__Set exercise__:
Reply with one number: the count of lines in the records below that hold "JSON".

==== Data provided

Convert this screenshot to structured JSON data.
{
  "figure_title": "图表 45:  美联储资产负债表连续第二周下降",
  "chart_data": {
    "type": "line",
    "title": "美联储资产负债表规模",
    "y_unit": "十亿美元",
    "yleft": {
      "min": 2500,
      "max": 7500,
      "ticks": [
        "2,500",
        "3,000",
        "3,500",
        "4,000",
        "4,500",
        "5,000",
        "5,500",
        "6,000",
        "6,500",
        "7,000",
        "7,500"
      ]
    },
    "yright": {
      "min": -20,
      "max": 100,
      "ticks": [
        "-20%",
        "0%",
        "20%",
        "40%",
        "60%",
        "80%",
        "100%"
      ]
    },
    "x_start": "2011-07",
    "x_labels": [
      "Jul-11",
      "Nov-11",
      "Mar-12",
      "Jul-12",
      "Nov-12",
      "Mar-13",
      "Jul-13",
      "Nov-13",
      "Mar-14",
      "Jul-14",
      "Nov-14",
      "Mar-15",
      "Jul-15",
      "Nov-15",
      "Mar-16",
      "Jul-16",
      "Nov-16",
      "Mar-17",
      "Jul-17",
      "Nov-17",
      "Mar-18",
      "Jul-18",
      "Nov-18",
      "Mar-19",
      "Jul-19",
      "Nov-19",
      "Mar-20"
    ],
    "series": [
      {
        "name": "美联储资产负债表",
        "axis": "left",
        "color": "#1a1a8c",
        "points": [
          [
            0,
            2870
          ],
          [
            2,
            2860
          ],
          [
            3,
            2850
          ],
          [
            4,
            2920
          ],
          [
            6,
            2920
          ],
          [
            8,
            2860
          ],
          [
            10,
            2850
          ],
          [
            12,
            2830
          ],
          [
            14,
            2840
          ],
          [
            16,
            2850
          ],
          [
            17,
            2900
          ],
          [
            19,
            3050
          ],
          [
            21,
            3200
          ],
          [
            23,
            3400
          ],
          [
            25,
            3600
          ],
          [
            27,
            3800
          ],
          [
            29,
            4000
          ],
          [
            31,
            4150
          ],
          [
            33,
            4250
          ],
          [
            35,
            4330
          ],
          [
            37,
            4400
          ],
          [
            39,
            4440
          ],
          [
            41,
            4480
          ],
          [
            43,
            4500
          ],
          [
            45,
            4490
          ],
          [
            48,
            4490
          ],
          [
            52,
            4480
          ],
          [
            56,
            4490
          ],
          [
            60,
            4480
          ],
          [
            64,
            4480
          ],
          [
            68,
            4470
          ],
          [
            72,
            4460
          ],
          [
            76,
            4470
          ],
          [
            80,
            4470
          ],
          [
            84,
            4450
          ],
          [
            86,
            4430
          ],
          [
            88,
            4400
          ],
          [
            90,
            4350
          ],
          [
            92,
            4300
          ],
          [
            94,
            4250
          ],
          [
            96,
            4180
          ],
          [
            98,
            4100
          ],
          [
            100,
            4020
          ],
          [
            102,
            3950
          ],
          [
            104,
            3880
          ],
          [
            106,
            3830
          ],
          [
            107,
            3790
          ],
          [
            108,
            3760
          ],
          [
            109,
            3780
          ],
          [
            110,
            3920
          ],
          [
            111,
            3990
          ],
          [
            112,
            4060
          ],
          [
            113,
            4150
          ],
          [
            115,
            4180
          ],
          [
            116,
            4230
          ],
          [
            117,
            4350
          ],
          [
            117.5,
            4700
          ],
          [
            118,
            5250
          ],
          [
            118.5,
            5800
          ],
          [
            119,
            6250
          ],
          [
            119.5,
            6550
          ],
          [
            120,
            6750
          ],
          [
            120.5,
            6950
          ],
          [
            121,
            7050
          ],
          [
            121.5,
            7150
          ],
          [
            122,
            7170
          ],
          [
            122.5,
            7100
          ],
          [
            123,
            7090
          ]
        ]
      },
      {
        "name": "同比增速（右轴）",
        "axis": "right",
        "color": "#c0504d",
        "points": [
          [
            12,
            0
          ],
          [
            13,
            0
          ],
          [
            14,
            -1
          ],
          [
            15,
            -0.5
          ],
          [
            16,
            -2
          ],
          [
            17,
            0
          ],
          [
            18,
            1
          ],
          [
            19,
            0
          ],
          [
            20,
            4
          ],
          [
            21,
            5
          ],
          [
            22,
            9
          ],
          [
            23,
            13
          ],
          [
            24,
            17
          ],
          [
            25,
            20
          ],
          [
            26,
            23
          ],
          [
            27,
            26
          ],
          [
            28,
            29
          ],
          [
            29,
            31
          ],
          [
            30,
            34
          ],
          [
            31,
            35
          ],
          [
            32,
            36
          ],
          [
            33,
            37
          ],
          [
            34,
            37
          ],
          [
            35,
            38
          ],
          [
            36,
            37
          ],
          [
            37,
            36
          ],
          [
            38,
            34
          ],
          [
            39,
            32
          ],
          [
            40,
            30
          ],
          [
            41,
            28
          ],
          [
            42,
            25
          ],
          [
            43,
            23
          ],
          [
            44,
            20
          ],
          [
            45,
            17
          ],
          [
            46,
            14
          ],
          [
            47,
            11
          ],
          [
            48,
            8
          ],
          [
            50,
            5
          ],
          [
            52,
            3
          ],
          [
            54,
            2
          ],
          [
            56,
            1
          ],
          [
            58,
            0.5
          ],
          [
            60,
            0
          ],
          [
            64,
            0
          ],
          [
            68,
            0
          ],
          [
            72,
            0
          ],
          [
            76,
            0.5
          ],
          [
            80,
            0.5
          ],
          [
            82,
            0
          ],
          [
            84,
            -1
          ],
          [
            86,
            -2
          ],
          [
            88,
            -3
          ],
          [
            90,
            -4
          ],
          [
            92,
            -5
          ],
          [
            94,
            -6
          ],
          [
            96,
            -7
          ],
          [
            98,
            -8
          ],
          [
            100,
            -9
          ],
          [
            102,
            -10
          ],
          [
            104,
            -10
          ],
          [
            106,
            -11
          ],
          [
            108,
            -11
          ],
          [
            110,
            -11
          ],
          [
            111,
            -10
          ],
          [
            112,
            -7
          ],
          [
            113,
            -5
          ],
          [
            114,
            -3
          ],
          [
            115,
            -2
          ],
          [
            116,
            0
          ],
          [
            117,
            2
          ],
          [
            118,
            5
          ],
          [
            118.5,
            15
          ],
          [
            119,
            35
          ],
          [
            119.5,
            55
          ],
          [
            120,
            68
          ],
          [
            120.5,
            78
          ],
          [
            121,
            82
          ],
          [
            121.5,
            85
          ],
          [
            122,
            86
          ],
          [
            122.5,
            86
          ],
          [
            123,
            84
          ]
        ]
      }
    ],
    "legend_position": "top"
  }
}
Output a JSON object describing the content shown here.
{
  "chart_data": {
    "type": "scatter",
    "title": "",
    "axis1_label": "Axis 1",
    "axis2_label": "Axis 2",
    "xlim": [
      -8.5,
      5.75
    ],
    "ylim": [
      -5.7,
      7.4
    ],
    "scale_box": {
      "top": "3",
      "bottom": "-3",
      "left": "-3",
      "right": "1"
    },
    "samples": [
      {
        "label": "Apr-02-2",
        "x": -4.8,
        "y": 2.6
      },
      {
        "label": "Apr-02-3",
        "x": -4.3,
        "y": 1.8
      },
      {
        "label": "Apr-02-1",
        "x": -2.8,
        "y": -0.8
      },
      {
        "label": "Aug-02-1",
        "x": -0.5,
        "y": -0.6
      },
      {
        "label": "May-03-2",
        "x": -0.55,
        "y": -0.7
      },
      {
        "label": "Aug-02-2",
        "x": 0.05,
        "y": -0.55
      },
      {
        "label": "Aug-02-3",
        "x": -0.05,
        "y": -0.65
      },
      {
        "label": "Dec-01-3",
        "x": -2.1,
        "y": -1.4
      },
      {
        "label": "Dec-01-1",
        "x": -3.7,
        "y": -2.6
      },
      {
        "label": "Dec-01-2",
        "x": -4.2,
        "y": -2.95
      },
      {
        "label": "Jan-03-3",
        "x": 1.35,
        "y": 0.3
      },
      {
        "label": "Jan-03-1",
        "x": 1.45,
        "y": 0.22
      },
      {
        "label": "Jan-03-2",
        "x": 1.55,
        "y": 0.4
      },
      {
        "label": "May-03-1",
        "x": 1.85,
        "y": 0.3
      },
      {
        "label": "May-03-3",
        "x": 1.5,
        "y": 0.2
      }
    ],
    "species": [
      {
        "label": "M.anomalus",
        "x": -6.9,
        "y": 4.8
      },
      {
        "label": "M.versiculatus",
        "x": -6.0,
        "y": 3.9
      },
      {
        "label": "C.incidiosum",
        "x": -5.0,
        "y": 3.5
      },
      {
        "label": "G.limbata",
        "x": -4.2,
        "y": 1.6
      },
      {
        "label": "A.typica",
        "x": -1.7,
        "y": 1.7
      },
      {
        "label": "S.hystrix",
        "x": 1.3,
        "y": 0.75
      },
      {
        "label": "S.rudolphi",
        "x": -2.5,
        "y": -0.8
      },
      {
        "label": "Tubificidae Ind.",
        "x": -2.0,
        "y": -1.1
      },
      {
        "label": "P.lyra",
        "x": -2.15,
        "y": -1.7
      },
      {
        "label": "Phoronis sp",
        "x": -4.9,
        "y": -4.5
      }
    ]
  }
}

========

__The solution__:
2